■ **What the exercise asks**
Answer with nothing except the number of lines that contain the word "Angle".

─── Exercise inputs ───

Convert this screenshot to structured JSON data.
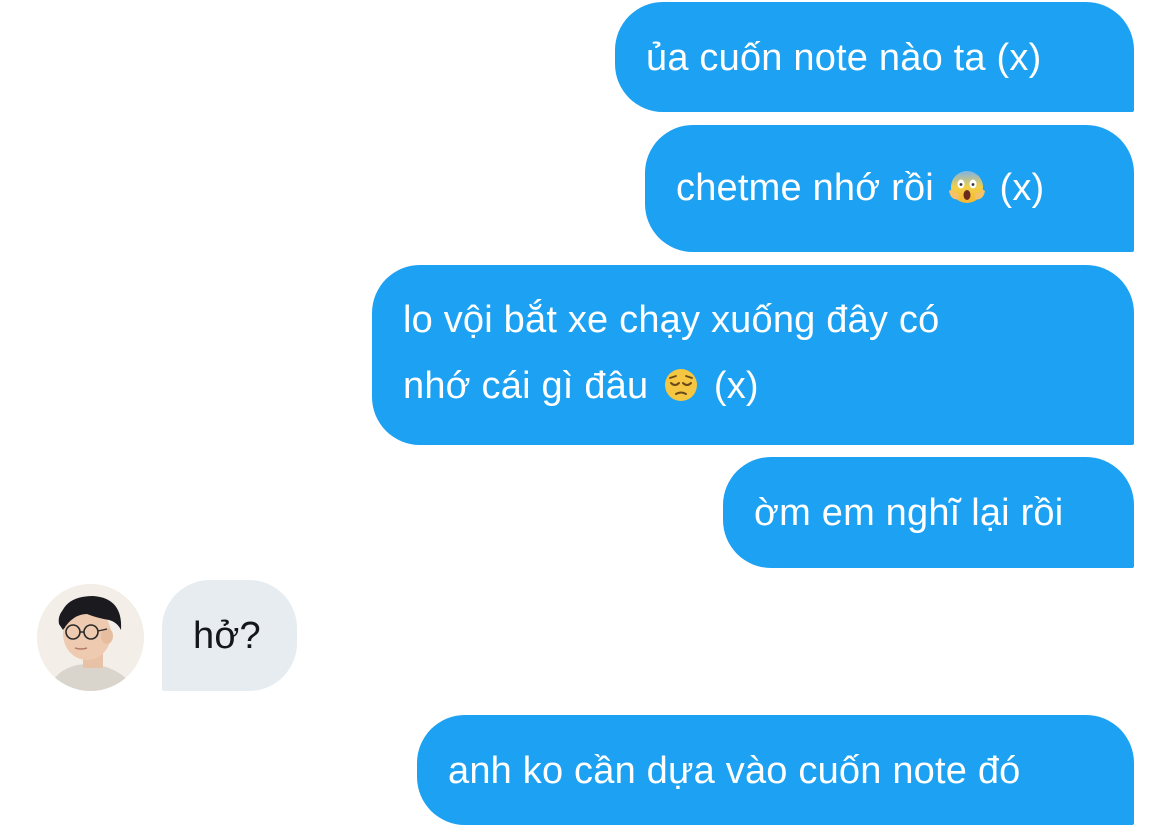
{
  "conversation": {
    "messages": [
      {
        "direction": "outgoing",
        "text": "ủa cuốn note nào ta (x)"
      },
      {
        "direction": "outgoing",
        "text_before": "chetme nhớ rồi",
        "emoji": "face-screaming-in-fear-icon",
        "text_after": "(x)"
      },
      {
        "direction": "outgoing",
        "line1": "lo vội bắt xe chạy xuống đây có",
        "line2_before": "nhớ cái gì đâu",
        "emoji": "pensive-face-icon",
        "line2_after": "(x)"
      },
      {
        "direction": "outgoing",
        "text": "ờm em nghĩ lại rồi"
      },
      {
        "direction": "incoming",
        "text": "hở?"
      },
      {
        "direction": "outgoing",
        "text": "anh ko cần dựa vào cuốn note đó"
      }
    ]
  },
  "colors": {
    "outgoing_bubble": "#1da1f2",
    "incoming_bubble": "#e6ecf0",
    "outgoing_text": "#ffffff",
    "incoming_text": "#14171a"
  }
}
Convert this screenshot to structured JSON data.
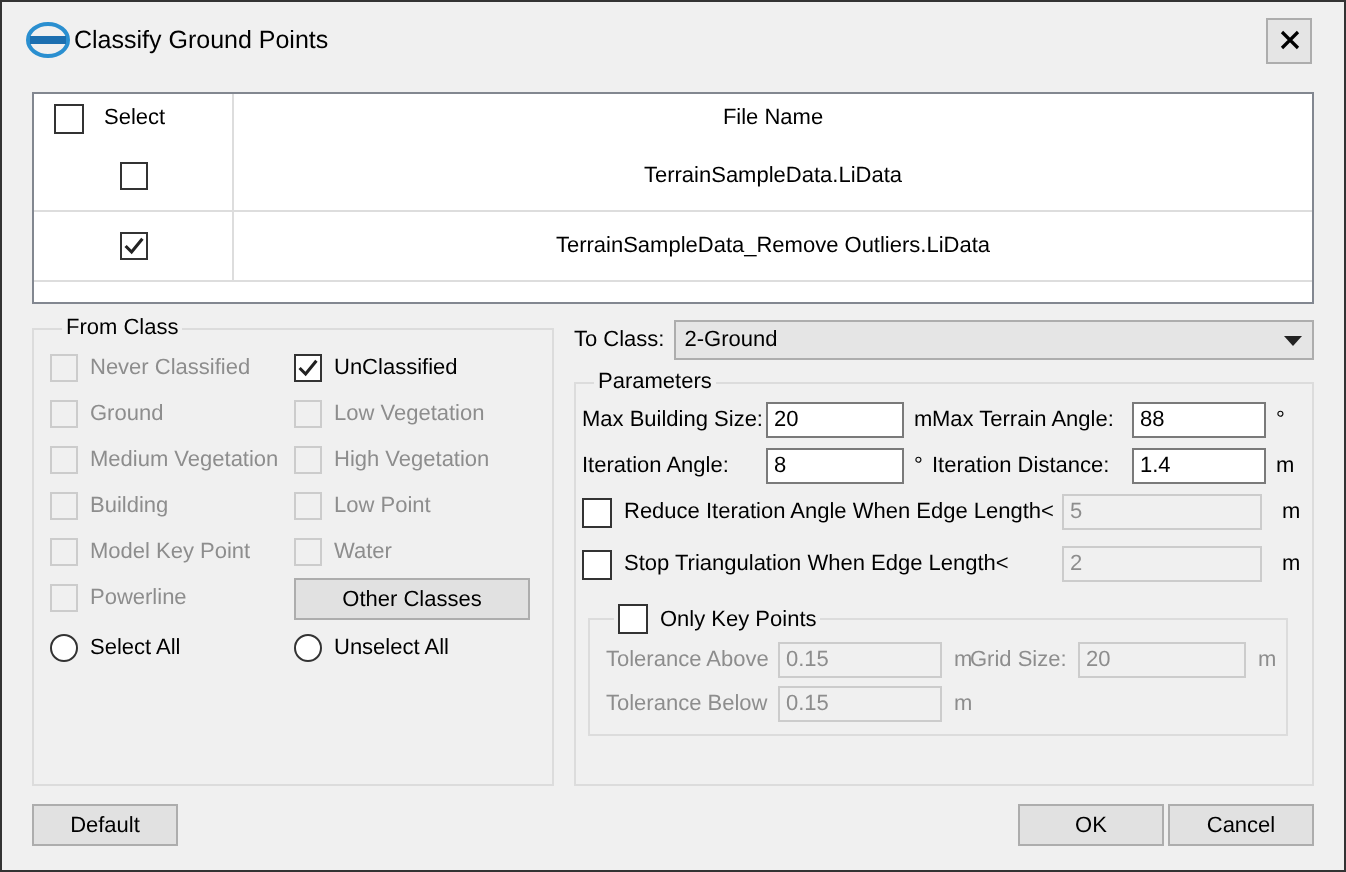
{
  "window": {
    "title": "Classify Ground Points"
  },
  "file_table": {
    "header_checked": false,
    "columns": [
      "Select",
      "File Name"
    ],
    "rows": [
      {
        "checked": false,
        "name": "TerrainSampleData.LiData"
      },
      {
        "checked": true,
        "name": "TerrainSampleData_Remove Outliers.LiData"
      }
    ]
  },
  "from_class": {
    "title": "From Class",
    "items": [
      {
        "label": "Never Classified",
        "checked": false,
        "disabled": true
      },
      {
        "label": "UnClassified",
        "checked": true,
        "disabled": false
      },
      {
        "label": "Ground",
        "checked": false,
        "disabled": true
      },
      {
        "label": "Low Vegetation",
        "checked": false,
        "disabled": true
      },
      {
        "label": "Medium Vegetation",
        "checked": false,
        "disabled": true
      },
      {
        "label": "High Vegetation",
        "checked": false,
        "disabled": true
      },
      {
        "label": "Building",
        "checked": false,
        "disabled": true
      },
      {
        "label": "Low Point",
        "checked": false,
        "disabled": true
      },
      {
        "label": "Model Key Point",
        "checked": false,
        "disabled": true
      },
      {
        "label": "Water",
        "checked": false,
        "disabled": true
      },
      {
        "label": "Powerline",
        "checked": false,
        "disabled": true
      }
    ],
    "other_button": "Other Classes",
    "radios": [
      {
        "label": "Select All",
        "selected": false
      },
      {
        "label": "Unselect All",
        "selected": false
      }
    ]
  },
  "to_class": {
    "label": "To Class:",
    "value": "2-Ground"
  },
  "parameters": {
    "title": "Parameters",
    "fields": [
      {
        "label": "Max Building Size:",
        "value": "20",
        "unit": "m"
      },
      {
        "label": "Max Terrain Angle:",
        "value": "88",
        "unit": "°"
      },
      {
        "label": "Iteration Angle:",
        "value": "8",
        "unit": "°"
      },
      {
        "label": "Iteration Distance:",
        "value": "1.4",
        "unit": "m"
      }
    ],
    "options": [
      {
        "label": "Reduce Iteration Angle When Edge Length<",
        "checked": false,
        "value": "5",
        "unit": "m"
      },
      {
        "label": "Stop Triangulation When Edge Length<",
        "checked": false,
        "value": "2",
        "unit": "m"
      }
    ],
    "key_points": {
      "label": "Only Key Points",
      "checked": false,
      "disabled": true,
      "fields": [
        {
          "label": "Tolerance Above",
          "value": "0.15",
          "unit": "m"
        },
        {
          "label": "Grid Size:",
          "value": "20",
          "unit": "m"
        },
        {
          "label": "Tolerance Below",
          "value": "0.15",
          "unit": "m"
        }
      ]
    }
  },
  "buttons": {
    "default": "Default",
    "ok": "OK",
    "cancel": "Cancel"
  }
}
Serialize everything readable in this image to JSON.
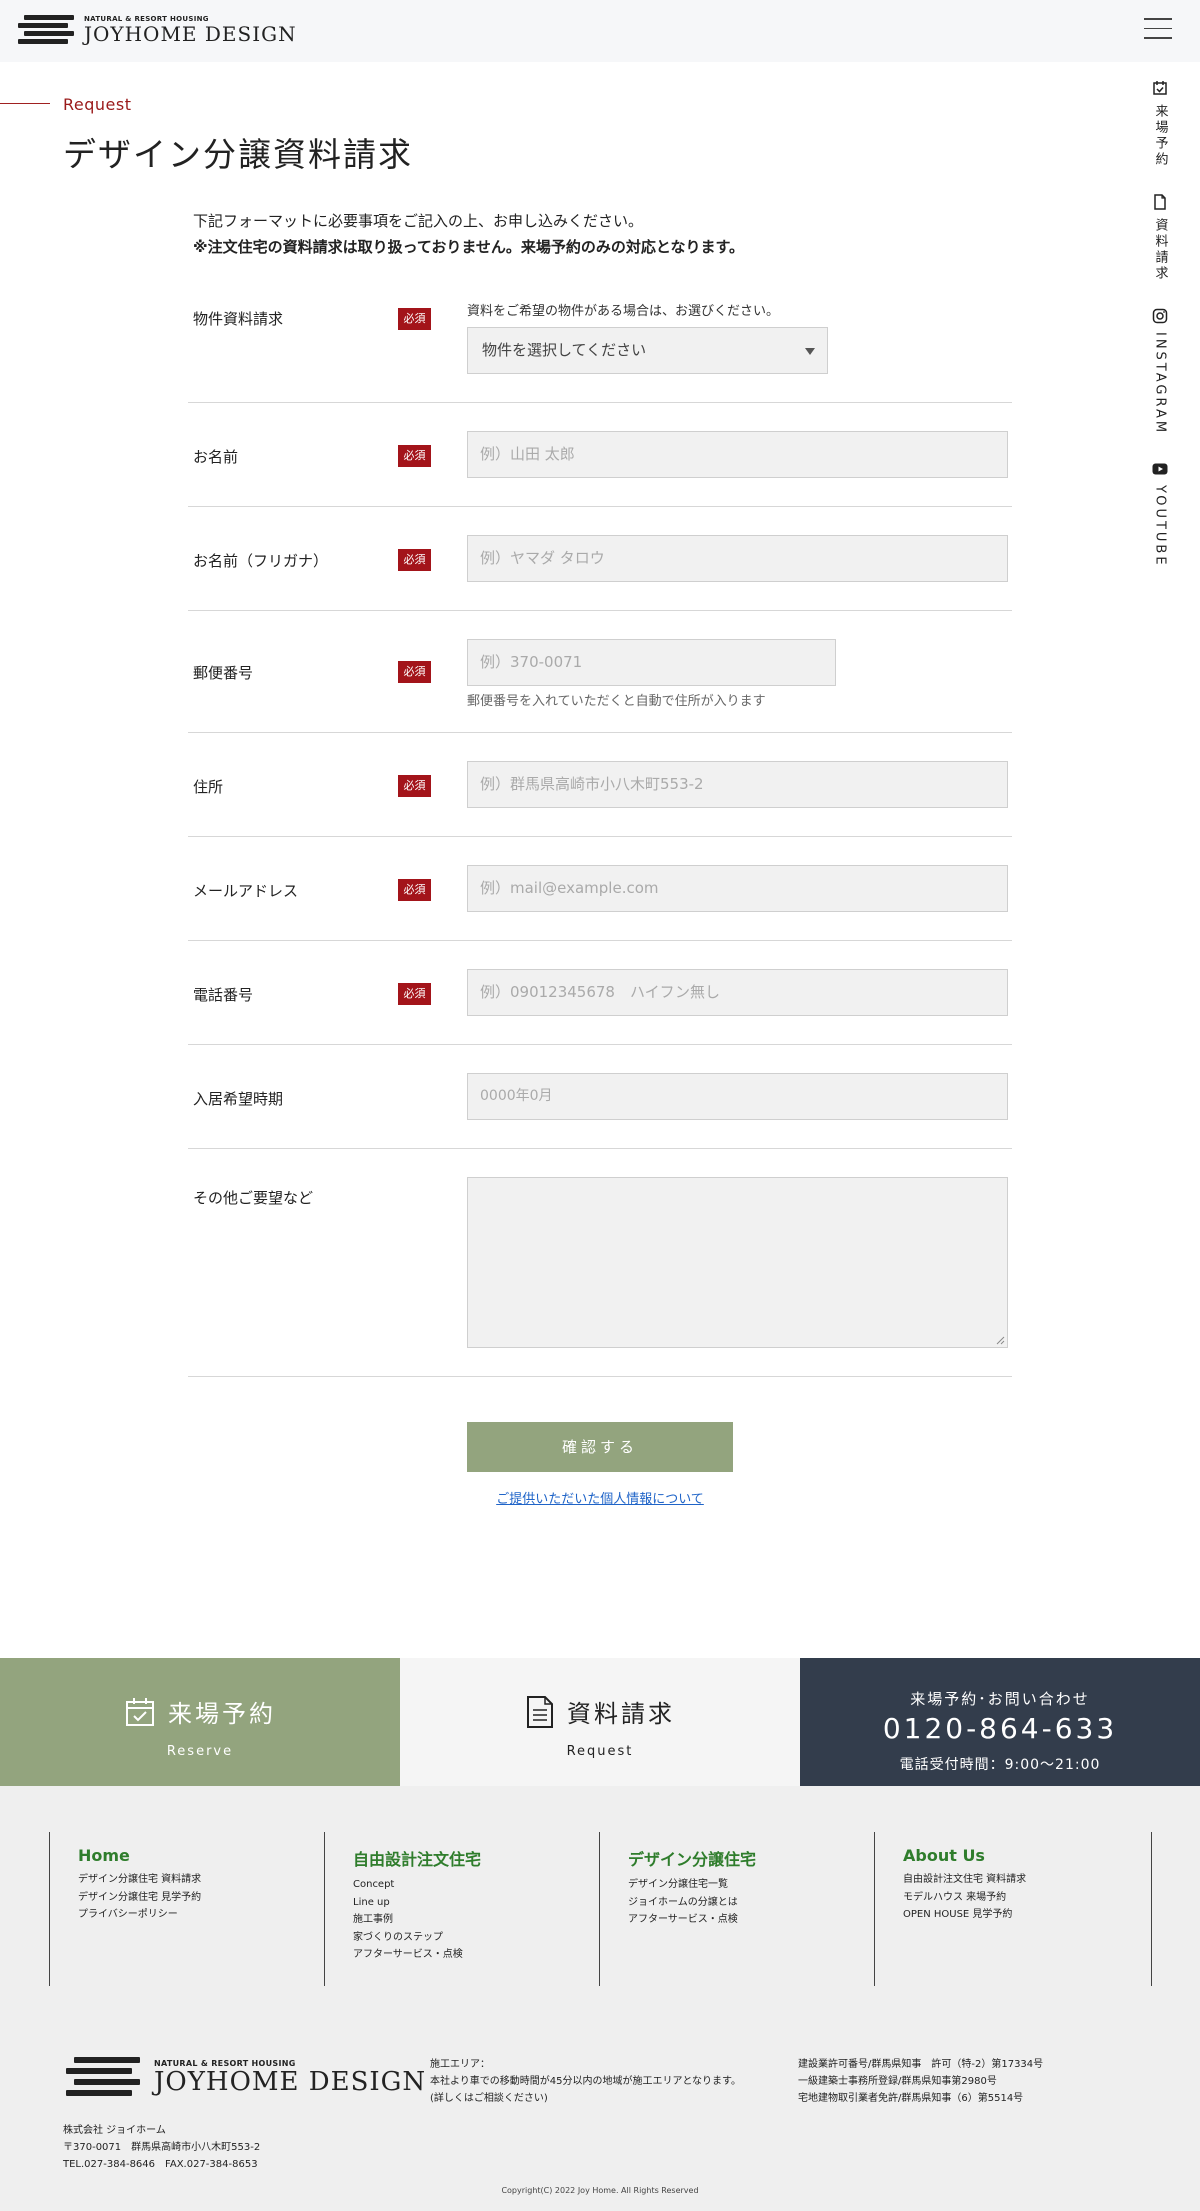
{
  "header": {
    "logo_small": "NATURAL & RESORT HOUSING",
    "logo_big": "JOYHOME DESIGN"
  },
  "sidenav": {
    "items": [
      {
        "label": "来場予約",
        "icon": "calendar-check-icon"
      },
      {
        "label": "資料請求",
        "icon": "document-icon"
      },
      {
        "label": "INSTAGRAM",
        "icon": "instagram-icon"
      },
      {
        "label": "YOUTUBE",
        "icon": "youtube-icon"
      }
    ]
  },
  "page": {
    "eyebrow": "Request",
    "title": "デザイン分譲資料請求",
    "intro": "下記フォーマットに必要事項をご記入の上、お申し込みください。",
    "intro_note": "※注文住宅の資料請求は取り扱っておりません。来場予約のみの対応となります。"
  },
  "form": {
    "required_badge": "必須",
    "property": {
      "label": "物件資料請求",
      "note": "資料をご希望の物件がある場合は、お選びください。",
      "selected": "物件を選択してください"
    },
    "name": {
      "label": "お名前",
      "placeholder": "例）山田 太郎"
    },
    "kana": {
      "label": "お名前（フリガナ）",
      "placeholder": "例）ヤマダ タロウ"
    },
    "zip": {
      "label": "郵便番号",
      "placeholder": "例）370-0071",
      "note": "郵便番号を入れていただくと自動で住所が入ります"
    },
    "address": {
      "label": "住所",
      "placeholder": "例）群馬県高崎市小八木町553-2"
    },
    "email": {
      "label": "メールアドレス",
      "placeholder": "例）mail@example.com"
    },
    "phone": {
      "label": "電話番号",
      "placeholder": "例）09012345678　ハイフン無し"
    },
    "move_in": {
      "label": "入居希望時期",
      "placeholder": "0000年0月"
    },
    "other": {
      "label": "その他ご要望など"
    },
    "submit": "確認する",
    "privacy": "ご提供いただいた個人情報について"
  },
  "cta": {
    "reserve": {
      "title": "来場予約",
      "sub": "Reserve"
    },
    "request": {
      "title": "資料請求",
      "sub": "Request"
    },
    "contact": {
      "top": "来場予約･お問い合わせ",
      "phone": "0120-864-633",
      "hours": "電話受付時間：9:00～21:00"
    }
  },
  "footer": {
    "columns": [
      {
        "head": "Home",
        "links": [
          "デザイン分譲住宅 資料請求",
          "デザイン分譲住宅 見学予約",
          "プライバシーポリシー"
        ]
      },
      {
        "head": "自由設計注文住宅",
        "links": [
          "Concept",
          "Line up",
          "施工事例",
          "家づくりのステップ",
          "アフターサービス・点検"
        ]
      },
      {
        "head": "デザイン分譲住宅",
        "links": [
          "デザイン分譲住宅一覧",
          "ジョイホームの分譲とは",
          "アフターサービス・点検"
        ]
      },
      {
        "head": "About Us",
        "links": [
          "自由設計注文住宅 資料請求",
          "モデルハウス 来場予約",
          "OPEN HOUSE 見学予約"
        ]
      }
    ],
    "area_lines": [
      "施工エリア：",
      "本社より車での移動時間が45分以内の地域が施工エリアとなります。",
      "(詳しくはご相談ください)"
    ],
    "license_lines": [
      "建設業許可番号/群馬県知事　許可（特-2）第17334号",
      "一級建築士事務所登録/群馬県知事第2980号",
      "宅地建物取引業者免許/群馬県知事（6）第5514号"
    ],
    "company_lines": [
      "株式会社 ジョイホーム",
      "〒370-0071　群馬県高崎市小八木町553-2",
      "TEL.027-384-8646　FAX.027-384-8653"
    ],
    "copyright": "Copyright(C) 2022 Joy Home. All Rights Reserved"
  },
  "colors": {
    "accent_red": "#a3141a",
    "sage": "#93a47e",
    "navy": "#333d4c",
    "footer_green": "#2f7d2c"
  }
}
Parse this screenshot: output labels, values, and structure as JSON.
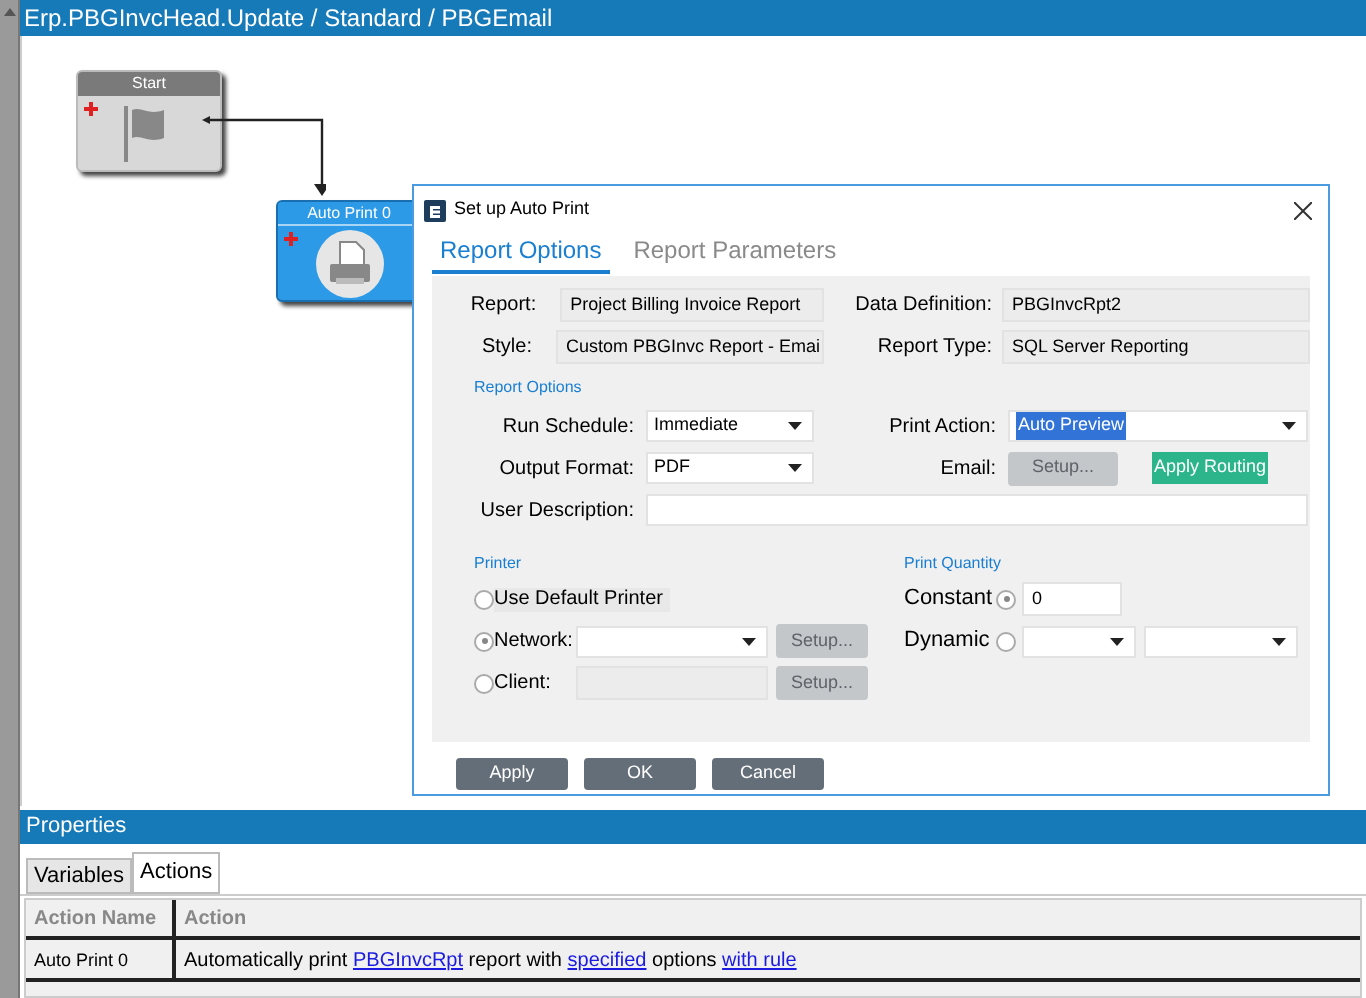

───

■ **Response**
3